-- O QUE FAZER --
1/ Diga se cada afirmação abaixo concorda com o trecho sobre o embaixador Lusardo, respondendo sim ou não e citando literalmente as palavras do trecho que decidem a questão. (a) Levillier esteve presente na reunião desde o começo. (b) A reunião aconteceu na embaixada brasileira em Montevidéu. (c) Para Lusardo, o Brasil precisa reconstituir suas forças navais.
2/ Retome o trecho sobre o embaixador Lusardo e a Batalha do Rio da Prata logo após a última frase apresentada.

-- TRECHO FORNECIDO --
◇ ◇ ◇

Preocupado com a situação na região, o embaixador brasileiro no Uruguai, o diplomata João Batista Lusardo, reuniu os representantes diplomáticos dos países americanos, na embaixada brasileira em Montevidéu, para discutirem aquela situação a nível continental. Roberto Levillier, embaixador argentino, não participou da reunião, pois estava em Buenos Aires na ocasião. No entanto, após ter falado com Lusardo no telefone, num voo rápido de avião, Levillier conseguiu chegar para participar dos últimos momentos daquela reunião. De toda forma, ficou claro que era o diplomata brasileiro quem liderava aquele grupo de diplomatas que prestavam solidariedade à chancelaria uruguaia.
Lusardo avaliou o impacto da Batalha do Rio da Prata da seguinte maneira:
“Ficam desse drama intensamente vivido na capital uruguaia, com repercussão em todos os países do continente, ameaçados de que o mesmo se repetia em qualquer deles e a qualquer momento, ensinamentos preciosos que, para serem bem aproveitados, necessitariam que suas conclusões fossem desde logo observadas e seguidas. Quanto ao Brasil, permita-me Vossa Excelência dizer de modo ostensivo, a primeira conclusão prática é a de que, para fazer com que predomine a sua força moral, para manter o prestígio da sua tradicional diplomacia, para fixar a orientação superior e defensiva do seu Governo, necessita à custa de qualquer sacrifício e por qualquer preço de reconstituir as suas forças navais, adquirir material suficiente para a defesa da sua soberania e, se necessário, ajuda à manutenção da soberania dos Estados vizinhos e amigos que a solicitem.”

◇ ◇ ◇

-- DADOS REGISTRADOS --

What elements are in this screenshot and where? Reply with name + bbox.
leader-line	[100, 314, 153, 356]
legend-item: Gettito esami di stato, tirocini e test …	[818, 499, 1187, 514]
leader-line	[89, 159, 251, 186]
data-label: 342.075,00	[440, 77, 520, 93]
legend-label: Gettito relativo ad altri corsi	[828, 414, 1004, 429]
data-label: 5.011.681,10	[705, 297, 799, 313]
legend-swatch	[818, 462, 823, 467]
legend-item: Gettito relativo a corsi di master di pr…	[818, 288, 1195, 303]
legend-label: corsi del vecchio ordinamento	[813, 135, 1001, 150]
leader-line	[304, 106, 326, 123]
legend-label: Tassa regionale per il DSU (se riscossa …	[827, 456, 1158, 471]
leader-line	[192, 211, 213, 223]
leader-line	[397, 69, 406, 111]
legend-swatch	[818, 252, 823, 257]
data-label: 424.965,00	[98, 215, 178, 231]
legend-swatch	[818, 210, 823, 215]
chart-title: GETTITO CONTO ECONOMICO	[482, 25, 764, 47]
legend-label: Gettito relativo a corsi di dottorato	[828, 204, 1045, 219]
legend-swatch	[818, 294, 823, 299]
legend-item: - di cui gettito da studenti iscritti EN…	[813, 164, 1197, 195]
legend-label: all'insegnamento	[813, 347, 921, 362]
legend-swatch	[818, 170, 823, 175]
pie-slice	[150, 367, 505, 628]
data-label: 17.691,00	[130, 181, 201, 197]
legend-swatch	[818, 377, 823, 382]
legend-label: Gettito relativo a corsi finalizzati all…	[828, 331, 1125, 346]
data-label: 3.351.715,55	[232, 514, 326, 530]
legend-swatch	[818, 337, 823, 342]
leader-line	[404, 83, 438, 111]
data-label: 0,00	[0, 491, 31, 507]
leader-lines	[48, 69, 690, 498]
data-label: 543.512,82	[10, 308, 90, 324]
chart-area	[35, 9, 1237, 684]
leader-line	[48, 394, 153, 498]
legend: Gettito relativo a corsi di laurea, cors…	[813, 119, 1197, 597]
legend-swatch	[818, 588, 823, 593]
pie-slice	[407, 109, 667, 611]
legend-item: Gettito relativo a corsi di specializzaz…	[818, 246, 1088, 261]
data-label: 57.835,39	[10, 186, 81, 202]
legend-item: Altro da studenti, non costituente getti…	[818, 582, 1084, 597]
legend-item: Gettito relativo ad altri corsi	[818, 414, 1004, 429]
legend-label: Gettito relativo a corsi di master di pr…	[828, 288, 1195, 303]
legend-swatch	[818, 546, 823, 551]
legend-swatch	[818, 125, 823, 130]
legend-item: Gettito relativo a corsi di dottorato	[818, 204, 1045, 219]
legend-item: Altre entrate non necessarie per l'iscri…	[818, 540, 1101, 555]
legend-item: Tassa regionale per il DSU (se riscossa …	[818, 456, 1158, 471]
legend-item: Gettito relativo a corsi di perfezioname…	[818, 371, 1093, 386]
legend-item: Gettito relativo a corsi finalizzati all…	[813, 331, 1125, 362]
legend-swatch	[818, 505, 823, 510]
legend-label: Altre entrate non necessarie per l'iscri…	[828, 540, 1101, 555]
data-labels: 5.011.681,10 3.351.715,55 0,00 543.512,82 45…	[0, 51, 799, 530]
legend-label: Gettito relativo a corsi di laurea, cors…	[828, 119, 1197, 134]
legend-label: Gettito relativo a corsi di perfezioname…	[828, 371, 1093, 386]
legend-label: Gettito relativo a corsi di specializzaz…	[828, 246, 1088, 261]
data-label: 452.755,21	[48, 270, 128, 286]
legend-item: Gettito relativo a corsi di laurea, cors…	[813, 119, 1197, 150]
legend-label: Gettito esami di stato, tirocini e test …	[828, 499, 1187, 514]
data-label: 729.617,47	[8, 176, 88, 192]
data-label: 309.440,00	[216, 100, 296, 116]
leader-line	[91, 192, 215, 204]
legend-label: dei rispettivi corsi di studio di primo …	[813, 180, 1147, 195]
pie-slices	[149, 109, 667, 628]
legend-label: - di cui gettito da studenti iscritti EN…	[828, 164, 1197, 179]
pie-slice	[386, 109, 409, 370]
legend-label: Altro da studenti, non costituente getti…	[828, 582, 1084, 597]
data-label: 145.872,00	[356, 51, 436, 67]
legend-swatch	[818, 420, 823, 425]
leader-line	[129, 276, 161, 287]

◇ ◇ ◇

-- RESPOSTAS FINAIS --
1/
(a) Não: "Levillier conseguiu chegar para participar dos últimos momentos daquela reunião".
(b) Sim: "na embaixada brasileira em Montevidéu".
(c) Sim: "necessita à custa de qualquer sacrifício e por qualquer preço de reconstituir as suas forças navais".

2/
Não por acaso que, em reunião secreta dos parlamentares uruguaios com o Ministro da Defesa Nacional e Ministro das Relações Exteriores, cogitou-se a aquisição de dois navios de guerra e a remodelação completa das forças aéreas e compra de aviões e hidroaviões. Aquele projeto de modernização de suas Forças Armadas tão desejado pelos militares uruguaios ganhava força após o ocorrido nas águas platinas.
Novo cenário geopolítico na região
Após o combate naval, as patrulhas se intensificaram no Prata. Os países americanos perceberam que cedo ou tarde precisariam tomar uma posição mais assertiva perante o conflito mundial. Nesse cenário, os EUA buscavam espaço na região e cogitaram até a instalação de bases navais no Uruguai. Em contraste com a rivalidade argentina, Brasil e Uruguai seguiram as posições norte-americanas nos fóruns pan-americanos.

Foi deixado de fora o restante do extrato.